→ **The problem**
Copy the line containing "OCR this image.", then all lines after it up to and including the final line of the material, exactly and without additions.
-------
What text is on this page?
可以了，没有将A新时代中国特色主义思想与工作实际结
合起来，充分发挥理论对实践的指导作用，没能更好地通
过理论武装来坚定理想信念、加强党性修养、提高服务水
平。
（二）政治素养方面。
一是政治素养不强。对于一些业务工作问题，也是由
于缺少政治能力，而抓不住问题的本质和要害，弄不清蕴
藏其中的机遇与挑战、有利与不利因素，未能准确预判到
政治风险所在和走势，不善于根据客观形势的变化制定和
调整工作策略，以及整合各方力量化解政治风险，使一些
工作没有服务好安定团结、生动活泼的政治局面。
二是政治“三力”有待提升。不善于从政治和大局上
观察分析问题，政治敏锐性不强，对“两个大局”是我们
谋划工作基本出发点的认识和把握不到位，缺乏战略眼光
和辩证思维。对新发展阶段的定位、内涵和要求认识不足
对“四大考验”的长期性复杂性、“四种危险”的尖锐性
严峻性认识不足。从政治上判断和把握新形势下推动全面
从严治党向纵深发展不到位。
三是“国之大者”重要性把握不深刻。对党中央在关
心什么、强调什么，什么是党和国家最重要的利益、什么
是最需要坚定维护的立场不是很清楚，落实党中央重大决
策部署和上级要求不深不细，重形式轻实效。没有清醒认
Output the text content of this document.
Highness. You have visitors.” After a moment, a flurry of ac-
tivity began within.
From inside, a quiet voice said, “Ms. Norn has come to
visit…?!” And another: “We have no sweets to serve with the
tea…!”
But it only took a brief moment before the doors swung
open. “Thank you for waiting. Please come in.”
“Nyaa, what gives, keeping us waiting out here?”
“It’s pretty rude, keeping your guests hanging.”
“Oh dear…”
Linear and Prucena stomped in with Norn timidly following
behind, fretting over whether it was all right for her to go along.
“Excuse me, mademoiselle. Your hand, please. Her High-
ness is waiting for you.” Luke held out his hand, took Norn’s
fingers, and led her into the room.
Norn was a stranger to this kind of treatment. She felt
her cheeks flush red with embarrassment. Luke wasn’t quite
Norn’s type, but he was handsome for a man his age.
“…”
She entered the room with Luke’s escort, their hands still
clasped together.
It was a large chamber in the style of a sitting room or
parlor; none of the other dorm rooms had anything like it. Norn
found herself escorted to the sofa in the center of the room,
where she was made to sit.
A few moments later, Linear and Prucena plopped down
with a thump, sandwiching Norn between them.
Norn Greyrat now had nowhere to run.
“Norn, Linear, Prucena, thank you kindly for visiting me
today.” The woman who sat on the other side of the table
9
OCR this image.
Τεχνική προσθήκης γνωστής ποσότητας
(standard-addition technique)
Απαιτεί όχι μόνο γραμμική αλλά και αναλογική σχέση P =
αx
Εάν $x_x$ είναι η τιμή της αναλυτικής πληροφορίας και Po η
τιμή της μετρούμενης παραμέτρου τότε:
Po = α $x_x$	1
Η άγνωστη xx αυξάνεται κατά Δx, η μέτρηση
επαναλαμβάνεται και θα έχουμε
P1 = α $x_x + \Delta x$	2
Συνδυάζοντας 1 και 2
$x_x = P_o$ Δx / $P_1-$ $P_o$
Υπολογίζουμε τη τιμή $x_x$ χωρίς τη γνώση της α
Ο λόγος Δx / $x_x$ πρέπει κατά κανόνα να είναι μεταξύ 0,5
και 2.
-------
→ **Complete response**
OCR this image.
Τεχνική προσθήκης γνωστής ποσότητας
(standard-addition technique)
Απαιτεί όχι μόνο γραμμική αλλά και αναλογική σχέση P =
αx
Εάν $x_x$ είναι η τιμή της αναλυτικής πληροφορίας και Po η
τιμή της μετρούμενης παραμέτρου τότε:
Po = α $x_x$	1
Η άγνωστη xx αυξάνεται κατά Δx, η μέτρηση
επαναλαμβάνεται και θα έχουμε
P1 = α $x_x + \Delta x$	2
Συνδυάζοντας 1 και 2
$x_x = P_o$ Δx / $P_1-$ $P_o$
Υπολογίζουμε τη τιμή $x_x$ χωρίς τη γνώση της α
Ο λόγος Δx / $x_x$ πρέπει κατά κανόνα να είναι μεταξύ 0,5
και 2.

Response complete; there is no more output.